Quote every entry word for word.

------------------------------------

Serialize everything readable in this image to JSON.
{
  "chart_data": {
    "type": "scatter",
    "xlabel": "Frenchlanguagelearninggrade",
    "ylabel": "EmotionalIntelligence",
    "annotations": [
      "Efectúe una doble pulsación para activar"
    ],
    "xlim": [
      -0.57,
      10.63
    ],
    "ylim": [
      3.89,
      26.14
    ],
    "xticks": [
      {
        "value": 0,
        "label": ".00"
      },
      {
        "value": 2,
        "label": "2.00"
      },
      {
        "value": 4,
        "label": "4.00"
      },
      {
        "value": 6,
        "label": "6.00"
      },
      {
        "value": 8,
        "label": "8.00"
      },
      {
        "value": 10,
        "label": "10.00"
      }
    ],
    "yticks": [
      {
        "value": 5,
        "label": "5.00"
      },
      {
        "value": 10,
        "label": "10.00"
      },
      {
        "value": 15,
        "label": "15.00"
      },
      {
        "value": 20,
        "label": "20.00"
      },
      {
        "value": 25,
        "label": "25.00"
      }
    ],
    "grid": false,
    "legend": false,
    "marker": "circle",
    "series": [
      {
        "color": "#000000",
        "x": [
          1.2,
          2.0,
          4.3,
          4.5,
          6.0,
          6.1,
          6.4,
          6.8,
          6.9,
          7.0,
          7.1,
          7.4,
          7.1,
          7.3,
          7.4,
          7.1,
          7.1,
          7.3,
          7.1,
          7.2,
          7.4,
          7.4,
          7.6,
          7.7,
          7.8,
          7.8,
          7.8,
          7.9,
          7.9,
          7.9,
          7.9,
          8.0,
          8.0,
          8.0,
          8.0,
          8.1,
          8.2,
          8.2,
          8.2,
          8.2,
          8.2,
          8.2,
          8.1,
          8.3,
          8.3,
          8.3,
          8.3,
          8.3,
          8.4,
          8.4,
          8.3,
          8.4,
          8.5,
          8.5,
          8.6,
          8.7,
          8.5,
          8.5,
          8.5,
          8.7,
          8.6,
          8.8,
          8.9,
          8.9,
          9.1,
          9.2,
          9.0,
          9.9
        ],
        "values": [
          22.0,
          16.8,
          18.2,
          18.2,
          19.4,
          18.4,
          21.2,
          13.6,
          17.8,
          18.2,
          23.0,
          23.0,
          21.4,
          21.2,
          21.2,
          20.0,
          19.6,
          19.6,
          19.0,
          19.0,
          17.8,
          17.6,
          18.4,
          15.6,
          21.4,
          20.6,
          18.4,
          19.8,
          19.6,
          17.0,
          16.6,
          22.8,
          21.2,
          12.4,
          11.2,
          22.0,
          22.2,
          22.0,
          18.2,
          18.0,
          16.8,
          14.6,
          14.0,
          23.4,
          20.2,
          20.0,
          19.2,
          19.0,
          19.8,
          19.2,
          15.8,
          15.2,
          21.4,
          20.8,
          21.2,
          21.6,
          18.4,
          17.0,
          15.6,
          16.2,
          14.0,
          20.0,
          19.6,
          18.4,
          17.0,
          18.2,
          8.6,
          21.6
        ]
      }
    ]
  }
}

------------------------------------

_Exercise answer_
Serialize everything readable in this image to JSON.
{
  "chart_data": {
    "type": "scatter",
    "xlabel": "Frenchlanguagelearninggrade",
    "ylabel": "EmotionalIntelligence",
    "annotations": [
      "Efectúe una doble pulsación para activar"
    ],
    "xlim": [
      -0.57,
      10.63
    ],
    "ylim": [
      3.89,
      26.14
    ],
    "xticks": [
      {
        "value": 0,
        "label": ".00"
      },
      {
        "value": 2,
        "label": "2.00"
      },
      {
        "value": 4,
        "label": "4.00"
      },
      {
        "value": 6,
        "label": "6.00"
      },
      {
        "value": 8,
        "label": "8.00"
      },
      {
        "value": 10,
        "label": "10.00"
      }
    ],
    "yticks": [
      {
        "value": 5,
        "label": "5.00"
      },
      {
        "value": 10,
        "label": "10.00"
      },
      {
        "value": 15,
        "label": "15.00"
      },
      {
        "value": 20,
        "label": "20.00"
      },
      {
        "value": 25,
        "label": "25.00"
      }
    ],
    "grid": false,
    "legend": false,
    "marker": "circle",
    "series": [
      {
        "color": "#000000",
        "x": [
          1.2,
          2.0,
          4.3,
          4.5,
          6.0,
          6.1,
          6.4,
          6.8,
          6.9,
          7.0,
          7.1,
          7.4,
          7.1,
          7.3,
          7.4,
          7.1,
          7.1,
          7.3,
          7.1,
          7.2,
          7.4,
          7.4,
          7.6,
          7.7,
          7.8,
          7.8,
          7.8,
          7.9,
          7.9,
          7.9,
          7.9,
          8.0,
          8.0,
          8.0,
          8.0,
          8.1,
          8.2,
          8.2,
          8.2,
          8.2,
          8.2,
          8.2,
          8.1,
          8.3,
          8.3,
          8.3,
          8.3,
          8.3,
          8.4,
          8.4,
          8.3,
          8.4,
          8.5,
          8.5,
          8.6,
          8.7,
          8.5,
          8.5,
          8.5,
          8.7,
          8.6,
          8.8,
          8.9,
          8.9,
          9.1,
          9.2,
          9.0,
          9.9
        ],
        "values": [
          22.0,
          16.8,
          18.2,
          18.2,
          19.4,
          18.4,
          21.2,
          13.6,
          17.8,
          18.2,
          23.0,
          23.0,
          21.4,
          21.2,
          21.2,
          20.0,
          19.6,
          19.6,
          19.0,
          19.0,
          17.8,
          17.6,
          18.4,
          15.6,
          21.4,
          20.6,
          18.4,
          19.8,
          19.6,
          17.0,
          16.6,
          22.8,
          21.2,
          12.4,
          11.2,
          22.0,
          22.2,
          22.0,
          18.2,
          18.0,
          16.8,
          14.6,
          14.0,
          23.4,
          20.2,
          20.0,
          19.2,
          19.0,
          19.8,
          19.2,
          15.8,
          15.2,
          21.4,
          20.8,
          21.2,
          21.6,
          18.4,
          17.0,
          15.6,
          16.2,
          14.0,
          20.0,
          19.6,
          18.4,
          17.0,
          18.2,
          8.6,
          21.6
        ]
      }
    ]
  }
}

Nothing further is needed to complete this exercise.